**Written task:**
Find each line holding "conditioned" and copy it out.

**Data:**
◆ ◆ ◆
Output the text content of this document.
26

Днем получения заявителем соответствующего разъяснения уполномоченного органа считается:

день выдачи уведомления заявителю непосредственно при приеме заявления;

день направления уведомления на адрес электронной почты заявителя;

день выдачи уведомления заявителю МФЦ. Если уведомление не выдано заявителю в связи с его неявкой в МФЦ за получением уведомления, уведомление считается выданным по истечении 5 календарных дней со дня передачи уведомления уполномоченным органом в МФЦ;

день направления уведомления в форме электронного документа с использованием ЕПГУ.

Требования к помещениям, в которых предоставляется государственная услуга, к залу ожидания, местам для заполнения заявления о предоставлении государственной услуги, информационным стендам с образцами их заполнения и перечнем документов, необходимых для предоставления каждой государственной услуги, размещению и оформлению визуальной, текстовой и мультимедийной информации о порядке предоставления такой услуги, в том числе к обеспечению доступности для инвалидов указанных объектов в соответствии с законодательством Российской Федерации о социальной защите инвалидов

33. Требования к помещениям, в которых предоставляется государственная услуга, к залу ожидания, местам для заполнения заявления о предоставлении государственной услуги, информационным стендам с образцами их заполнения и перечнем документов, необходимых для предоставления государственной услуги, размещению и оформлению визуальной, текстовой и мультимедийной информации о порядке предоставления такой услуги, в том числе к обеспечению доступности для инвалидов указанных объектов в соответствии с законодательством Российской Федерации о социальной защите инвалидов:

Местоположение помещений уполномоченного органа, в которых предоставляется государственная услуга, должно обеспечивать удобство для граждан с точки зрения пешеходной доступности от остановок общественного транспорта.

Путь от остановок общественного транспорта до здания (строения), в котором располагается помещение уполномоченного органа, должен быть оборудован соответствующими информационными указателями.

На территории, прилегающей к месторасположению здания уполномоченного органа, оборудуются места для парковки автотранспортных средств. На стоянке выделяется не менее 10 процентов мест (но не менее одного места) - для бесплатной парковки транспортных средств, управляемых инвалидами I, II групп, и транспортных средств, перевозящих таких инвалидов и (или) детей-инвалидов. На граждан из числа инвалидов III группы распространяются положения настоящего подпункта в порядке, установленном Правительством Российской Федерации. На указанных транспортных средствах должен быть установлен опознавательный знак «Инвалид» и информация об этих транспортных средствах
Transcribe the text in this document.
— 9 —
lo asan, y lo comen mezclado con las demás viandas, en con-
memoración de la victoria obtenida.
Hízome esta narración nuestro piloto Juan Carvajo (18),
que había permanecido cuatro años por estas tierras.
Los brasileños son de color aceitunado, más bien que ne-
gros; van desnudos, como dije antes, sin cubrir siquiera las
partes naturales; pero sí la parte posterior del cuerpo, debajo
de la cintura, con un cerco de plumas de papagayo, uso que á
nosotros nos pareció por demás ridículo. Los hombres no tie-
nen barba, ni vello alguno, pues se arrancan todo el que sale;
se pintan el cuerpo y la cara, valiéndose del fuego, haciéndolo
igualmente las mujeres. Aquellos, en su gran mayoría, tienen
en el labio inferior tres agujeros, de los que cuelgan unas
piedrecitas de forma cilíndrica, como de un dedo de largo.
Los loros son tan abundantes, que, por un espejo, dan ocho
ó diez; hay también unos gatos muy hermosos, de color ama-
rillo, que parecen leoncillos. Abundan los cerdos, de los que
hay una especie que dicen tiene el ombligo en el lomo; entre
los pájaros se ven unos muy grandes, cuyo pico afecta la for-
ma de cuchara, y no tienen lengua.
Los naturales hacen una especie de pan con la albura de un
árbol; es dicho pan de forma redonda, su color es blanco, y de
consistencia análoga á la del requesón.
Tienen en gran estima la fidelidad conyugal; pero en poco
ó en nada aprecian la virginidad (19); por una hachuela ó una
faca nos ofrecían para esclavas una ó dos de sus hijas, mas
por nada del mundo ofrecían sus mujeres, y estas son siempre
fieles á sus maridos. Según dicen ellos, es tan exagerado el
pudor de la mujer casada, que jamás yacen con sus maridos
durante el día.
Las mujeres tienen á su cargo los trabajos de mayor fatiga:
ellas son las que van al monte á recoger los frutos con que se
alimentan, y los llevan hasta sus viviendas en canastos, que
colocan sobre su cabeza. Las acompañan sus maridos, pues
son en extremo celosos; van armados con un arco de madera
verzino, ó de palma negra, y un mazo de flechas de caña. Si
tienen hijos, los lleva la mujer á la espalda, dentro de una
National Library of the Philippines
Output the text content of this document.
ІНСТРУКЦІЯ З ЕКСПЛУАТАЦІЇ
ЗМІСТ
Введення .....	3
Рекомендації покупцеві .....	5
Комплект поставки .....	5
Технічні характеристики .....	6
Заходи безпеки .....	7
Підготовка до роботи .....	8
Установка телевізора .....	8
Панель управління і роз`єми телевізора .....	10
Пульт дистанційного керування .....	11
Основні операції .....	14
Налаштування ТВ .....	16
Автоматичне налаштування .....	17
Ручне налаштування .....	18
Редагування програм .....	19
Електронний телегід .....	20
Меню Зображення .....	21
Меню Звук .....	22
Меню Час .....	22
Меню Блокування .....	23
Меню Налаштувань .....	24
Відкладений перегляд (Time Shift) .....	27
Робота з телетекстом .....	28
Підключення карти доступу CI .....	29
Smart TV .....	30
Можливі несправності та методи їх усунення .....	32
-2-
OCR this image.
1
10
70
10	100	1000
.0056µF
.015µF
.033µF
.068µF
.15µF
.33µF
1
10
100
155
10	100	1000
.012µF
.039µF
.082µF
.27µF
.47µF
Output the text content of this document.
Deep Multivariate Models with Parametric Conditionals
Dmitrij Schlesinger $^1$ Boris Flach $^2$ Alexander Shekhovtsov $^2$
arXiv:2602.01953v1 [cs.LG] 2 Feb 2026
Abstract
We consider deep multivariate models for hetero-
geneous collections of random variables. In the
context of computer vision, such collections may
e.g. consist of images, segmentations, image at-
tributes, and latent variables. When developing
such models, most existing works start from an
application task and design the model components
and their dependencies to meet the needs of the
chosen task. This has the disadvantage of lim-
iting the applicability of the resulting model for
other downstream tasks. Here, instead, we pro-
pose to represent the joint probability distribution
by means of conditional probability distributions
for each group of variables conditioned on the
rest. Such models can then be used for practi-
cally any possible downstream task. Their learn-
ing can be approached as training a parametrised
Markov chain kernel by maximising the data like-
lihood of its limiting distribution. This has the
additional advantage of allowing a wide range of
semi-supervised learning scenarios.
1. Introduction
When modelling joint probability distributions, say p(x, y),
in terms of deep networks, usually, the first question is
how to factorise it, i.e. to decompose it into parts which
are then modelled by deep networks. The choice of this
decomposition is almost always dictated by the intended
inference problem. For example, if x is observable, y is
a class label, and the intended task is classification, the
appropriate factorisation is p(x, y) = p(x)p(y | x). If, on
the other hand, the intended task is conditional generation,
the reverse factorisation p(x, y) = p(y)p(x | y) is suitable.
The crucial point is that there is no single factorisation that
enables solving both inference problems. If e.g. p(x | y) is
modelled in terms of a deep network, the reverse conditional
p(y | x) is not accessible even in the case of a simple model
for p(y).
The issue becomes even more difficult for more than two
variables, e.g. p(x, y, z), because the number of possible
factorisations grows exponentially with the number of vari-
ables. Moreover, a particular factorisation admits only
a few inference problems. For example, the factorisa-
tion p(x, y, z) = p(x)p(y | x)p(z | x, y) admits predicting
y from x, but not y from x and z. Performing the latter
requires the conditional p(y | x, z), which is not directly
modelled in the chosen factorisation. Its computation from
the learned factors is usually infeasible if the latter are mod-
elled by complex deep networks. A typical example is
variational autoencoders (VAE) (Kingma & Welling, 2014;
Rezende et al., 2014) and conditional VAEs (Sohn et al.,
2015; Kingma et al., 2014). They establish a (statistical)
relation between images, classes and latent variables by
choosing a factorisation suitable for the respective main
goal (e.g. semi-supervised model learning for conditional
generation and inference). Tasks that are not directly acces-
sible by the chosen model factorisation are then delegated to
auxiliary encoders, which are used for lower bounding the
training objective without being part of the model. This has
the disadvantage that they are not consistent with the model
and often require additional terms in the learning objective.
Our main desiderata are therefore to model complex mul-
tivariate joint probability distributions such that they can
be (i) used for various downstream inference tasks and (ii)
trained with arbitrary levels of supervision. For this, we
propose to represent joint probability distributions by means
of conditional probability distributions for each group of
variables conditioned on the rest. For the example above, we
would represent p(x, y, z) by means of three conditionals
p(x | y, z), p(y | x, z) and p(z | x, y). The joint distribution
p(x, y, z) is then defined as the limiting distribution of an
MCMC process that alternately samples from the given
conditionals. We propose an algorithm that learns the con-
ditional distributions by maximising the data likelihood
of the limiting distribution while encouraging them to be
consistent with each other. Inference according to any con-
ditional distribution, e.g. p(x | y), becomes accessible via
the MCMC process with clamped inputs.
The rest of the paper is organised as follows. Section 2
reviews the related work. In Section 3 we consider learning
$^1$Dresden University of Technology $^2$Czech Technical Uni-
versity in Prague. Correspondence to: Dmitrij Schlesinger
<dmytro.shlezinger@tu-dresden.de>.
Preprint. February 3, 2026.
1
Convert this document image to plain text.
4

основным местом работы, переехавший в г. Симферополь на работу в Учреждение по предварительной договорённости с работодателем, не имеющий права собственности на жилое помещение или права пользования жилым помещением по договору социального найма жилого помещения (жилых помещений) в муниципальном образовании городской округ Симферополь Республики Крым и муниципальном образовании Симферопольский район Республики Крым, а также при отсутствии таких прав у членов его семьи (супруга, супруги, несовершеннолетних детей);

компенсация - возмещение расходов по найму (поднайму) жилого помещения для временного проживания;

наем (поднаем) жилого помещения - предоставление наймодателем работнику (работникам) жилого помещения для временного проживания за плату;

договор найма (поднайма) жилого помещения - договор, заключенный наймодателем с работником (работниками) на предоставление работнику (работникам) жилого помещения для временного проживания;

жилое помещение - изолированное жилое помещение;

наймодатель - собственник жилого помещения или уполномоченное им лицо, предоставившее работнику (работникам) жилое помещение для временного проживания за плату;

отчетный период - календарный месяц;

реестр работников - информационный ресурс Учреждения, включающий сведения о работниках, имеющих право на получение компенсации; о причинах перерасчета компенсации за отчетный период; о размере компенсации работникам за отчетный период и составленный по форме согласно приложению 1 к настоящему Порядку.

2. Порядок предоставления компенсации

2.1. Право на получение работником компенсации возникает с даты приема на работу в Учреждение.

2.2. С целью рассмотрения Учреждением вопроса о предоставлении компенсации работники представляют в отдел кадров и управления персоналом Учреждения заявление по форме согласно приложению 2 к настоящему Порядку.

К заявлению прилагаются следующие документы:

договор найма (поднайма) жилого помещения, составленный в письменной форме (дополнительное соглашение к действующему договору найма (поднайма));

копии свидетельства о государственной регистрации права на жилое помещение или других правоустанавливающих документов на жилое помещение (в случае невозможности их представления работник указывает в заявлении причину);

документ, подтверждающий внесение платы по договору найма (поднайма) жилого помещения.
◆ ◆ ◆
**Written answer:**
for each group of variables conditioned on the
variables conditioned on the rest. For the example above, we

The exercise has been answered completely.